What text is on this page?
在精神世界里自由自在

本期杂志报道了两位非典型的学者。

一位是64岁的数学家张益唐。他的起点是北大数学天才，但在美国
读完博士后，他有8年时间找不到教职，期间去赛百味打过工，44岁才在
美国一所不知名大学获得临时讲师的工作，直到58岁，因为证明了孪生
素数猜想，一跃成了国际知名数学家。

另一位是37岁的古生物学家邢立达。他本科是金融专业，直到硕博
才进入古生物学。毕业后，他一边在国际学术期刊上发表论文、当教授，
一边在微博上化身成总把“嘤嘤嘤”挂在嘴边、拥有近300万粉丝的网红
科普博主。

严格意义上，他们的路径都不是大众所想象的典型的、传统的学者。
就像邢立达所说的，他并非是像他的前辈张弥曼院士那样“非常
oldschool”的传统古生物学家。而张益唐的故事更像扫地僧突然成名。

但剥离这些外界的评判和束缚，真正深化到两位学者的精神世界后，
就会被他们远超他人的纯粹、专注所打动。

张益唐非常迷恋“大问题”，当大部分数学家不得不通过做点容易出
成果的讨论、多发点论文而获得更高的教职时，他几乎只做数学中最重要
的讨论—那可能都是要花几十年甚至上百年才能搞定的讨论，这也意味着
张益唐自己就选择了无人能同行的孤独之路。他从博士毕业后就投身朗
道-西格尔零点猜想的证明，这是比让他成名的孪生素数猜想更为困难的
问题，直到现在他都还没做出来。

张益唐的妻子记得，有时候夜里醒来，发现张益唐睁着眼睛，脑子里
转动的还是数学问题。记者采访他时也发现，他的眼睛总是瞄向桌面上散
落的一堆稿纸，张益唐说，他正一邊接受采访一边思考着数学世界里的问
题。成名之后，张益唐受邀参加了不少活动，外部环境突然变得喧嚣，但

• **Stated task**: Write the material out exactly, with nothing left out.

• **Problem solution**:
What text is on this page?
在精神世界里自由自在

本期杂志报道了两位非典型的学者。

一位是64岁的数学家张益唐。他的起点是北大数学天才，但在美国
读完博士后，他有8年时间找不到教职，期间去赛百味打过工，44岁才在
美国一所不知名大学获得临时讲师的工作，直到58岁，因为证明了孪生
素数猜想，一跃成了国际知名数学家。

另一位是37岁的古生物学家邢立达。他本科是金融专业，直到硕博
才进入古生物学。毕业后，他一边在国际学术期刊上发表论文、当教授，
一边在微博上化身成总把“嘤嘤嘤”挂在嘴边、拥有近300万粉丝的网红
科普博主。

严格意义上，他们的路径都不是大众所想象的典型的、传统的学者。
就像邢立达所说的，他并非是像他的前辈张弥曼院士那样“非常
oldschool”的传统古生物学家。而张益唐的故事更像扫地僧突然成名。

但剥离这些外界的评判和束缚，真正深化到两位学者的精神世界后，
就会被他们远超他人的纯粹、专注所打动。

张益唐非常迷恋“大问题”，当大部分数学家不得不通过做点容易出
成果的讨论、多发点论文而获得更高的教职时，他几乎只做数学中最重要
的讨论—那可能都是要花几十年甚至上百年才能搞定的讨论，这也意味着
张益唐自己就选择了无人能同行的孤独之路。他从博士毕业后就投身朗
道-西格尔零点猜想的证明，这是比让他成名的孪生素数猜想更为困难的
问题，直到现在他都还没做出来。

张益唐的妻子记得，有时候夜里醒来，发现张益唐睁着眼睛，脑子里
转动的还是数学问题。记者采访他时也发现，他的眼睛总是瞄向桌面上散
落的一堆稿纸，张益唐说，他正一邊接受采访一边思考着数学世界里的问
题。成名之后，张益唐受邀参加了不少活动，外部环境突然变得喧嚣，但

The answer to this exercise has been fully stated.